═══ Stored records
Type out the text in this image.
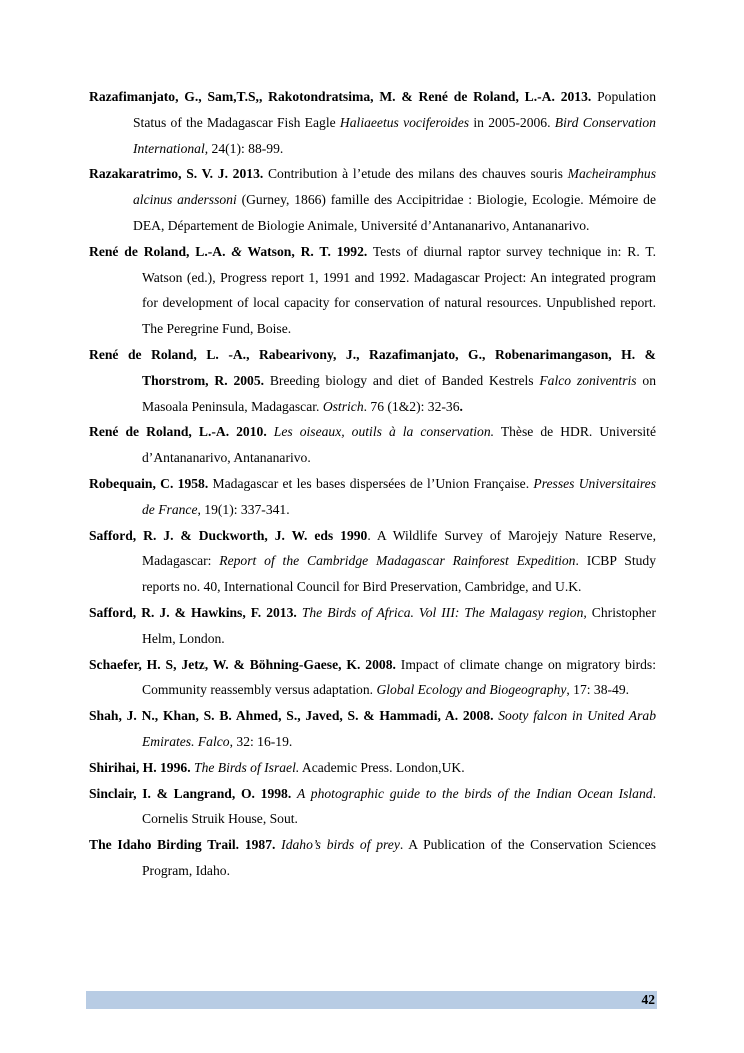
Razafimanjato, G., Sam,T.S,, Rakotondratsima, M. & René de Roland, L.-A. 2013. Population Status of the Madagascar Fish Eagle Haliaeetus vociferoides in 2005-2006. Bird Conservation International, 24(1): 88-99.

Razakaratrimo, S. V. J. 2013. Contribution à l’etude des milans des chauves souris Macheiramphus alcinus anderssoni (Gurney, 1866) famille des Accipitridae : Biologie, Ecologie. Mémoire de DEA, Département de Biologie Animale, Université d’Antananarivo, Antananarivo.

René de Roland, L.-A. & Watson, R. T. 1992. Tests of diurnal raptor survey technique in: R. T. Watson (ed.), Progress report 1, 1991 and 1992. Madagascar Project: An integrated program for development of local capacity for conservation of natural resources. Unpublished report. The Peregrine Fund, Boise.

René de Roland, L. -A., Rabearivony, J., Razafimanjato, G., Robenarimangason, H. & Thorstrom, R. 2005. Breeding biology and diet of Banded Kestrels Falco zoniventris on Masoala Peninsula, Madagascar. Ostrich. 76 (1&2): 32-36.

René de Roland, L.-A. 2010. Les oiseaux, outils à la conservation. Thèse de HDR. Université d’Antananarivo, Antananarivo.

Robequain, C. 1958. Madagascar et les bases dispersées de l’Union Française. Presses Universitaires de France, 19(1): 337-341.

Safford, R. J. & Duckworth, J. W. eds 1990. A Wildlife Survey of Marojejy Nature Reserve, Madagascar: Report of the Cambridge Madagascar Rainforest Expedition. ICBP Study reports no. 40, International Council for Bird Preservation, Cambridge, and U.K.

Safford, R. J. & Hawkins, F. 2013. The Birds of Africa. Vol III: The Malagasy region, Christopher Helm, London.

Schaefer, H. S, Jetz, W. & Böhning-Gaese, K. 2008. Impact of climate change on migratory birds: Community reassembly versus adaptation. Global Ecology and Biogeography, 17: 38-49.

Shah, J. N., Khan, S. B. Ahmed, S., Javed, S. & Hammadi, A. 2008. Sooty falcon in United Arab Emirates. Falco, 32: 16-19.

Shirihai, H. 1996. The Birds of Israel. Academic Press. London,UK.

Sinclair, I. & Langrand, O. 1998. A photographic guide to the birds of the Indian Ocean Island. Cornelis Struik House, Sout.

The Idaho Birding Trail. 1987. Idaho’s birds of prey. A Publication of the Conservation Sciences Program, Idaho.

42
══════
═══ Stored records
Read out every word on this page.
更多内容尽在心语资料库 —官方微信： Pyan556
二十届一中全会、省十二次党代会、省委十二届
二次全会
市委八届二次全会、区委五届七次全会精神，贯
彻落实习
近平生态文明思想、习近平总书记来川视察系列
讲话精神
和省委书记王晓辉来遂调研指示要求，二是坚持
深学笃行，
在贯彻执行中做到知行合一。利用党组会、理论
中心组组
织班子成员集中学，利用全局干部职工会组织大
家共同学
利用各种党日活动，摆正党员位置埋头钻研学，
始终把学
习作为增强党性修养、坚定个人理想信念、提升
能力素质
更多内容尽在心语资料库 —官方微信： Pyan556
══════
Only lines with "Safford" are wanted here; list each of them.

→ Exercise solution
Safford, R. J. & Duckworth, J. W. eds 1990. A Wildlife Survey of Marojejy Nature Reserve, Madagascar: Report of the Cambridge Madagascar Rainforest Expedition. ICBP Study reports no. 40, International Council for Bird Preservation, Cambridge, and U.K.
Safford, R. J. & Hawkins, F. 2013. The Birds of Africa. Vol III: The Malagasy region, Christopher Helm, London.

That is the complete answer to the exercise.